Stored items from a collection
/---
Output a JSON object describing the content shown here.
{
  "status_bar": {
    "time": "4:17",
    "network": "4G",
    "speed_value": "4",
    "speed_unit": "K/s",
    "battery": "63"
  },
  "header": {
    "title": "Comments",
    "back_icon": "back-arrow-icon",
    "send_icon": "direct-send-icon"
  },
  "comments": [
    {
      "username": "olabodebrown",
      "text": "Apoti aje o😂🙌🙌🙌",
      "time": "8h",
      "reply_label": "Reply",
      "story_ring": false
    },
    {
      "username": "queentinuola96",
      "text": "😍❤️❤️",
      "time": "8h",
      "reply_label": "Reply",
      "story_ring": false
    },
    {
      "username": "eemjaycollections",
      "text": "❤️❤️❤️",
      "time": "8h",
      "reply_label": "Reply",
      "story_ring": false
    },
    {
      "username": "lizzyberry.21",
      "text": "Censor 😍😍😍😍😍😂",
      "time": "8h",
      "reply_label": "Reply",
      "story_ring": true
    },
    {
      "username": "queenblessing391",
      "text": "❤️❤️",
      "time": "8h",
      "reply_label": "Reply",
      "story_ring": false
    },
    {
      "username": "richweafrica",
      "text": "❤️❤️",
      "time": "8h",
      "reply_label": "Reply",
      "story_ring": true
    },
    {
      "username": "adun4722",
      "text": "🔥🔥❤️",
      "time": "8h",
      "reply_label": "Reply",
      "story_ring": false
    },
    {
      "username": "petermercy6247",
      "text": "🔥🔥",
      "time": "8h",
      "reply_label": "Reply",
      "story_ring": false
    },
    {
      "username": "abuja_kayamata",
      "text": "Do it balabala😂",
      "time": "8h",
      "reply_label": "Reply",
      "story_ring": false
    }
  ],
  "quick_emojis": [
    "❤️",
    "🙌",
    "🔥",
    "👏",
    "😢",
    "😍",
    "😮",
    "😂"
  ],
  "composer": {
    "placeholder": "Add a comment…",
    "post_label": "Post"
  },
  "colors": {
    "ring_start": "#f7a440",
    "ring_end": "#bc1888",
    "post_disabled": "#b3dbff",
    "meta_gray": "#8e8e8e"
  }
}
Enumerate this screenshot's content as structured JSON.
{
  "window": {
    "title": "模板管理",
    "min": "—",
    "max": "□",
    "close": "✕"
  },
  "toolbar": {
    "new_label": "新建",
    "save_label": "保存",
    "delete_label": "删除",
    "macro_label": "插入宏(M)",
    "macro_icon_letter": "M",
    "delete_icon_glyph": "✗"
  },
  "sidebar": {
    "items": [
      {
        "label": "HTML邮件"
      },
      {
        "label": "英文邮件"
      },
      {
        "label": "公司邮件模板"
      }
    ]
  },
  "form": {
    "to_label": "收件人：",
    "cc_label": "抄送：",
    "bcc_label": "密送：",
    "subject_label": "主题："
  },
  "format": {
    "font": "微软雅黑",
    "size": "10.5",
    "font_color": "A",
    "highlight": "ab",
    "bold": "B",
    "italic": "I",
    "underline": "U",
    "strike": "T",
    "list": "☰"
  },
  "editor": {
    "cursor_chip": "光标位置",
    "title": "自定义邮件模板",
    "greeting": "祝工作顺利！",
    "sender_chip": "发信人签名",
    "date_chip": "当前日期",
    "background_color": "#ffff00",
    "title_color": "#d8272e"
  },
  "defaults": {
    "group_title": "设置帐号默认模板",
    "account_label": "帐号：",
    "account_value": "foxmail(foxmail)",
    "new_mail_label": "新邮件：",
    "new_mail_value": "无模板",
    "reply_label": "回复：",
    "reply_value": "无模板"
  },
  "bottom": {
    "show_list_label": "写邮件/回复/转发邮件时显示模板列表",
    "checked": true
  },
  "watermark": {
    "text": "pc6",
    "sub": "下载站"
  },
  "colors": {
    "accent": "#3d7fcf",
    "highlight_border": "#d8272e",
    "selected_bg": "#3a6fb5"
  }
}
\---
* Description of the task *
Word for word, write out all of the data above.

* Final answer *
Output a JSON object describing the content shown here.
{
  "status_bar": {
    "time": "4:17",
    "network": "4G",
    "speed_value": "4",
    "speed_unit": "K/s",
    "battery": "63"
  },
  "header": {
    "title": "Comments",
    "back_icon": "back-arrow-icon",
    "send_icon": "direct-send-icon"
  },
  "comments": [
    {
      "username": "olabodebrown",
      "text": "Apoti aje o😂🙌🙌🙌",
      "time": "8h",
      "reply_label": "Reply",
      "story_ring": false
    },
    {
      "username": "queentinuola96",
      "text": "😍❤️❤️",
      "time": "8h",
      "reply_label": "Reply",
      "story_ring": false
    },
    {
      "username": "eemjaycollections",
      "text": "❤️❤️❤️",
      "time": "8h",
      "reply_label": "Reply",
      "story_ring": false
    },
    {
      "username": "lizzyberry.21",
      "text": "Censor 😍😍😍😍😍😂",
      "time": "8h",
      "reply_label": "Reply",
      "story_ring": true
    },
    {
      "username": "queenblessing391",
      "text": "❤️❤️",
      "time": "8h",
      "reply_label": "Reply",
      "story_ring": false
    },
    {
      "username": "richweafrica",
      "text": "❤️❤️",
      "time": "8h",
      "reply_label": "Reply",
      "story_ring": true
    },
    {
      "username": "adun4722",
      "text": "🔥🔥❤️",
      "time": "8h",
      "reply_label": "Reply",
      "story_ring": false
    },
    {
      "username": "petermercy6247",
      "text": "🔥🔥",
      "time": "8h",
      "reply_label": "Reply",
      "story_ring": false
    },
    {
      "username": "abuja_kayamata",
      "text": "Do it balabala😂",
      "time": "8h",
      "reply_label": "Reply",
      "story_ring": false
    }
  ],
  "quick_emojis": [
    "❤️",
    "🙌",
    "🔥",
    "👏",
    "😢",
    "😍",
    "😮",
    "😂"
  ],
  "composer": {
    "placeholder": "Add a comment…",
    "post_label": "Post"
  },
  "colors": {
    "ring_start": "#f7a440",
    "ring_end": "#bc1888",
    "post_disabled": "#b3dbff",
    "meta_gray": "#8e8e8e"
  }
}
Enumerate this screenshot's content as structured JSON.
{
  "window": {
    "title": "模板管理",
    "min": "—",
    "max": "□",
    "close": "✕"
  },
  "toolbar": {
    "new_label": "新建",
    "save_label": "保存",
    "delete_label": "删除",
    "macro_label": "插入宏(M)",
    "macro_icon_letter": "M",
    "delete_icon_glyph": "✗"
  },
  "sidebar": {
    "items": [
      {
        "label": "HTML邮件"
      },
      {
        "label": "英文邮件"
      },
      {
        "label": "公司邮件模板"
      }
    ]
  },
  "form": {
    "to_label": "收件人：",
    "cc_label": "抄送：",
    "bcc_label": "密送：",
    "subject_label": "主题："
  },
  "format": {
    "font": "微软雅黑",
    "size": "10.5",
    "font_color": "A",
    "highlight": "ab",
    "bold": "B",
    "italic": "I",
    "underline": "U",
    "strike": "T",
    "list": "☰"
  },
  "editor": {
    "cursor_chip": "光标位置",
    "title": "自定义邮件模板",
    "greeting": "祝工作顺利！",
    "sender_chip": "发信人签名",
    "date_chip": "当前日期",
    "background_color": "#ffff00",
    "title_color": "#d8272e"
  },
  "defaults": {
    "group_title": "设置帐号默认模板",
    "account_label": "帐号：",
    "account_value": "foxmail(foxmail)",
    "new_mail_label": "新邮件：",
    "new_mail_value": "无模板",
    "reply_label": "回复：",
    "reply_value": "无模板"
  },
  "bottom": {
    "show_list_label": "写邮件/回复/转发邮件时显示模板列表",
    "checked": true
  },
  "watermark": {
    "text": "pc6",
    "sub": "下载站"
  },
  "colors": {
    "accent": "#3d7fcf",
    "highlight_border": "#d8272e",
    "selected_bg": "#3a6fb5"
  }
}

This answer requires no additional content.